**OBJECTIVE:** Can you transcribe every record below exactly as it appears?

**RECORDS SUPPLIED:**

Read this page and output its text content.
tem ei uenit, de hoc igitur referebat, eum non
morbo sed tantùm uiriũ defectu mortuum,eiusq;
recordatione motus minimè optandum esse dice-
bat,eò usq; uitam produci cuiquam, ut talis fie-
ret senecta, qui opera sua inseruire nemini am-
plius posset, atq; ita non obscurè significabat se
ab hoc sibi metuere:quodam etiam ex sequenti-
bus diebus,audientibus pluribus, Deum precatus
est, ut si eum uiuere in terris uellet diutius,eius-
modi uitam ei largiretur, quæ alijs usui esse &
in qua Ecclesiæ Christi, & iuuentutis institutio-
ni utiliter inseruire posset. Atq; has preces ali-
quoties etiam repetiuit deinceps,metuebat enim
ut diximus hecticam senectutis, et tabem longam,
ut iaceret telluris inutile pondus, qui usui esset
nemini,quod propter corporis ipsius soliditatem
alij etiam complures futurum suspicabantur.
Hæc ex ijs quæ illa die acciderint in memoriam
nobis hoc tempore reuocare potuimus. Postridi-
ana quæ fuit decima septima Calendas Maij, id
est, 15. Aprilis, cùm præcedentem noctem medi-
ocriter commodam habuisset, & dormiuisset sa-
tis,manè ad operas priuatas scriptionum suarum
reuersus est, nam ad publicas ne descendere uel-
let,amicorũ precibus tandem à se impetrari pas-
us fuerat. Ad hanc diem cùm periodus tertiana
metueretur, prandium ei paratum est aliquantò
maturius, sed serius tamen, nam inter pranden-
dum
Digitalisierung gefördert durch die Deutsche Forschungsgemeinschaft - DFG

**EXERCISE ANSWER:**
Read this page and output its text content.
tem ei uenit, de hoc igitur referebat, eum non
morbo sed tantùm uiriũ defectu mortuum,eiusq;
recordatione motus minimè optandum esse dice-
bat,eò usq; uitam produci cuiquam, ut talis fie-
ret senecta, qui opera sua inseruire nemini am-
plius posset, atq; ita non obscurè significabat se
ab hoc sibi metuere:quodam etiam ex sequenti-
bus diebus,audientibus pluribus, Deum precatus
est, ut si eum uiuere in terris uellet diutius,eius-
modi uitam ei largiretur, quæ alijs usui esse &
in qua Ecclesiæ Christi, & iuuentutis institutio-
ni utiliter inseruire posset. Atq; has preces ali-
quoties etiam repetiuit deinceps,metuebat enim
ut diximus hecticam senectutis, et tabem longam,
ut iaceret telluris inutile pondus, qui usui esset
nemini,quod propter corporis ipsius soliditatem
alij etiam complures futurum suspicabantur.
Hæc ex ijs quæ illa die acciderint in memoriam
nobis hoc tempore reuocare potuimus. Postridi-
ana quæ fuit decima septima Calendas Maij, id
est, 15. Aprilis, cùm præcedentem noctem medi-
ocriter commodam habuisset, & dormiuisset sa-
tis,manè ad operas priuatas scriptionum suarum
reuersus est, nam ad publicas ne descendere uel-
let,amicorũ precibus tandem à se impetrari pas-
us fuerat. Ad hanc diem cùm periodus tertiana
metueretur, prandium ei paratum est aliquantò
maturius, sed serius tamen, nam inter pranden-
dum
Digitalisierung gefördert durch die Deutsche Forschungsgemeinschaft - DFG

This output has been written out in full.